● Extracted information:
★ ★ ★ ★ ★
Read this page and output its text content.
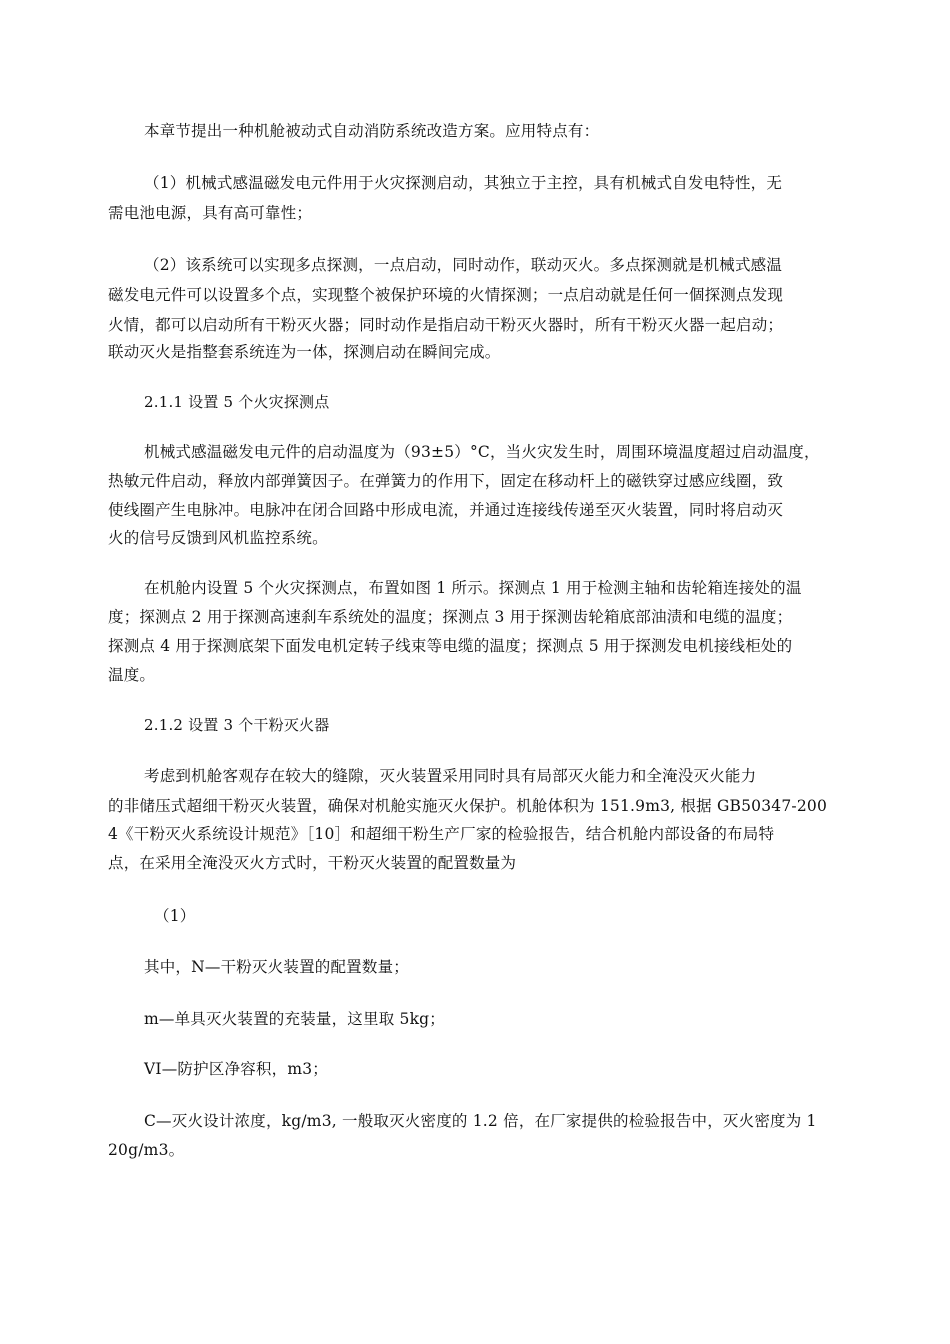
本章节提出一种机舱被动式自动消防系统改造方案。应用特点有：
（1）机械式感温磁发电元件用于火灾探测启动，其独立于主控，具有机械式自发电特性，无
需电池电源，具有高可靠性；
（2）该系统可以实现多点探测，一点启动，同时动作，联动灭火。多点探测就是机械式感温
磁发电元件可以设置多个点，实现整个被保护环境的火情探测；一点启动就是任何一個探测点发现
火情，都可以启动所有干粉灭火器；同时动作是指启动干粉灭火器时，所有干粉灭火器一起启动；
联动灭火是指整套系统连为一体，探测启动在瞬间完成。
2.1.1 设置 5 个火灾探测点
机械式感温磁发电元件的启动温度为（93±5）°C，当火灾发生时，周围环境温度超过启动温度，
热敏元件启动，释放内部弹簧因子。在弹簧力的作用下，固定在移动杆上的磁铁穿过感应线圈，致
使线圈产生电脉冲。电脉冲在闭合回路中形成电流，并通过连接线传递至灭火装置，同时将启动灭
火的信号反馈到风机监控系统。
在机舱内设置 5 个火灾探测点，布置如图 1 所示。探测点 1 用于检测主轴和齿轮箱连接处的温
度；探测点 2 用于探测高速刹车系统处的温度；探测点 3 用于探测齿轮箱底部油渍和电缆的温度；
探测点 4 用于探测底架下面发电机定转子线束等电缆的温度；探测点 5 用于探测发电机接线柜处的
温度。
2.1.2 设置 3 个干粉灭火器
考虑到机舱客观存在较大的缝隙，灭火装置采用同时具有局部灭火能力和全淹没灭火能力
的非储压式超细干粉灭火装置，确保对机舱实施灭火保护。机舱体积为 151.9m3, 根据 GB50347-200
4《干粉灭火系统设计规范》［10］和超细干粉生产厂家的检验报告，结合机舱内部设备的布局特
点，在采用全淹没灭火方式时，干粉灭火装置的配置数量为
（1）
其中，N—干粉灭火装置的配置数量；
m—单具灭火装置的充装量，这里取 5kg；
VI—防护区净容积，m3；
C—灭火设计浓度，kg/m3, 一般取灭火密度的 1.2 倍，在厂家提供的检验报告中，灭火密度为 1
20g/m3。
★ ★ ★ ★ ★
● Set problem: The data above needs to be retyped exactly, with the images left out.

● Exercise output:
Read this page and output its text content.
本章节提出一种机舱被动式自动消防系统改造方案。应用特点有：
（1）机械式感温磁发电元件用于火灾探测启动，其独立于主控，具有机械式自发电特性，无
需电池电源，具有高可靠性；
（2）该系统可以实现多点探测，一点启动，同时动作，联动灭火。多点探测就是机械式感温
磁发电元件可以设置多个点，实现整个被保护环境的火情探测；一点启动就是任何一個探测点发现
火情，都可以启动所有干粉灭火器；同时动作是指启动干粉灭火器时，所有干粉灭火器一起启动；
联动灭火是指整套系统连为一体，探测启动在瞬间完成。
2.1.1 设置 5 个火灾探测点
机械式感温磁发电元件的启动温度为（93±5）°C，当火灾发生时，周围环境温度超过启动温度，
热敏元件启动，释放内部弹簧因子。在弹簧力的作用下，固定在移动杆上的磁铁穿过感应线圈，致
使线圈产生电脉冲。电脉冲在闭合回路中形成电流，并通过连接线传递至灭火装置，同时将启动灭
火的信号反馈到风机监控系统。
在机舱内设置 5 个火灾探测点，布置如图 1 所示。探测点 1 用于检测主轴和齿轮箱连接处的温
度；探测点 2 用于探测高速刹车系统处的温度；探测点 3 用于探测齿轮箱底部油渍和电缆的温度；
探测点 4 用于探测底架下面发电机定转子线束等电缆的温度；探测点 5 用于探测发电机接线柜处的
温度。
2.1.2 设置 3 个干粉灭火器
考虑到机舱客观存在较大的缝隙，灭火装置采用同时具有局部灭火能力和全淹没灭火能力
的非储压式超细干粉灭火装置，确保对机舱实施灭火保护。机舱体积为 151.9m3, 根据 GB50347-200
4《干粉灭火系统设计规范》［10］和超细干粉生产厂家的检验报告，结合机舱内部设备的布局特
点，在采用全淹没灭火方式时，干粉灭火装置的配置数量为
（1）
其中，N—干粉灭火装置的配置数量；
m—单具灭火装置的充装量，这里取 5kg；
VI—防护区净容积，m3；
C—灭火设计浓度，kg/m3, 一般取灭火密度的 1.2 倍，在厂家提供的检验报告中，灭火密度为 1
20g/m3。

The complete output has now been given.